Exercise
Which lines hold the word "note"? Show each of them.

Material shown

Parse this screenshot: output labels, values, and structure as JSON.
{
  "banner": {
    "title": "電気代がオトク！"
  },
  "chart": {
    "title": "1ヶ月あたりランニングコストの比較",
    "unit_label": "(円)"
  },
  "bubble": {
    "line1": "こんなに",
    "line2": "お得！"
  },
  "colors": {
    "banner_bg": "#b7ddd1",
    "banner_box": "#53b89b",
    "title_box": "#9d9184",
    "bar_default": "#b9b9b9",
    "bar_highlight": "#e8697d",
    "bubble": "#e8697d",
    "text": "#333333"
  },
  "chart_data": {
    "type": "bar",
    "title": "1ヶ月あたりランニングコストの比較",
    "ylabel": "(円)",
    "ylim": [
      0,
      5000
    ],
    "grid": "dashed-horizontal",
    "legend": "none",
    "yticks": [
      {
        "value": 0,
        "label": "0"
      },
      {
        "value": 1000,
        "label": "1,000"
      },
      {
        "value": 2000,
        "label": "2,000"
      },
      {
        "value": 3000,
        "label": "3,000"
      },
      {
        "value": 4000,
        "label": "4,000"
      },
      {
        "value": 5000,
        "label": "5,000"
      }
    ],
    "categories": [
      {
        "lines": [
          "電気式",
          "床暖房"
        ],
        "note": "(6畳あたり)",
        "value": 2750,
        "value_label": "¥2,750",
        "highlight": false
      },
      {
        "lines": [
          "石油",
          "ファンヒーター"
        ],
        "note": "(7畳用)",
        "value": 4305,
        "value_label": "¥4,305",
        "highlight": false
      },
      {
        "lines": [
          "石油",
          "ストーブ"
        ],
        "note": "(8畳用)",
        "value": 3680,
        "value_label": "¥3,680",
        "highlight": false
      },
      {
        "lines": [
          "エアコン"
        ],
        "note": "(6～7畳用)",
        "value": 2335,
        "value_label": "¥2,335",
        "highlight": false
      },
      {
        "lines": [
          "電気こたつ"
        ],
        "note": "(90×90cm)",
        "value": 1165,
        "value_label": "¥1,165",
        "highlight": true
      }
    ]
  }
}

...

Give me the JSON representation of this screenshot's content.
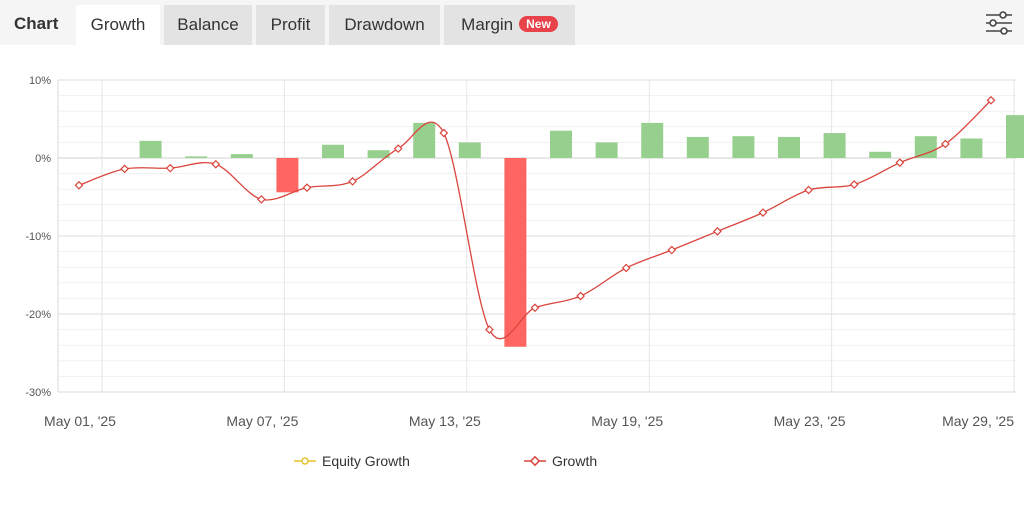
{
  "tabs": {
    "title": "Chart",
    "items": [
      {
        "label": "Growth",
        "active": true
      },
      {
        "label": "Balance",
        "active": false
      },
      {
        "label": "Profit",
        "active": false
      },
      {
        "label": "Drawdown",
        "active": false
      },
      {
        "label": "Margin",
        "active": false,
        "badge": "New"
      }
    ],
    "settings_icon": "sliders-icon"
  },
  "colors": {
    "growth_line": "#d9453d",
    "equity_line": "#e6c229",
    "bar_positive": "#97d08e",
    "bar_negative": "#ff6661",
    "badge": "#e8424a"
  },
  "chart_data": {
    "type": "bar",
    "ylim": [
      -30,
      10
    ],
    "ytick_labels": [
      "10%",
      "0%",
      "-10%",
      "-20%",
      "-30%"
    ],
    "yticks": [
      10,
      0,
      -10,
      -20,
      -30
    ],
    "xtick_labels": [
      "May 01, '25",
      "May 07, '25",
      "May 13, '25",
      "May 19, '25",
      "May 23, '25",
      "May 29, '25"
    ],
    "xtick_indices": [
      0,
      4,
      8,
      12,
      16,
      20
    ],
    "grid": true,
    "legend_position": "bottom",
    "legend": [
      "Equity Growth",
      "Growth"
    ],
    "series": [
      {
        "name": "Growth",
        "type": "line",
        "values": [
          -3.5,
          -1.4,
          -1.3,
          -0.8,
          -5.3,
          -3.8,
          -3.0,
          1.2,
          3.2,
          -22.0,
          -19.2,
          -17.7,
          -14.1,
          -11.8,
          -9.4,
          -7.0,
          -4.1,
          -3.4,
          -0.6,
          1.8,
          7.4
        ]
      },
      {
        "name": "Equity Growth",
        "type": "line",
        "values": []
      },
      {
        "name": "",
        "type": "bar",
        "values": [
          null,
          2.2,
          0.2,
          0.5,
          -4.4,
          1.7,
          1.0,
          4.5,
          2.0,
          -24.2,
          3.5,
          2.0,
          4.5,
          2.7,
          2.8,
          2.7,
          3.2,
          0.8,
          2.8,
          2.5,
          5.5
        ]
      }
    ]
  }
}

Answer to the task
        "note": "(6畳あたり)",
        "note": "(7畳用)",
        "note": "(8畳用)",
        "note": "(6～7畳用)",
        "note": "(90×90cm)",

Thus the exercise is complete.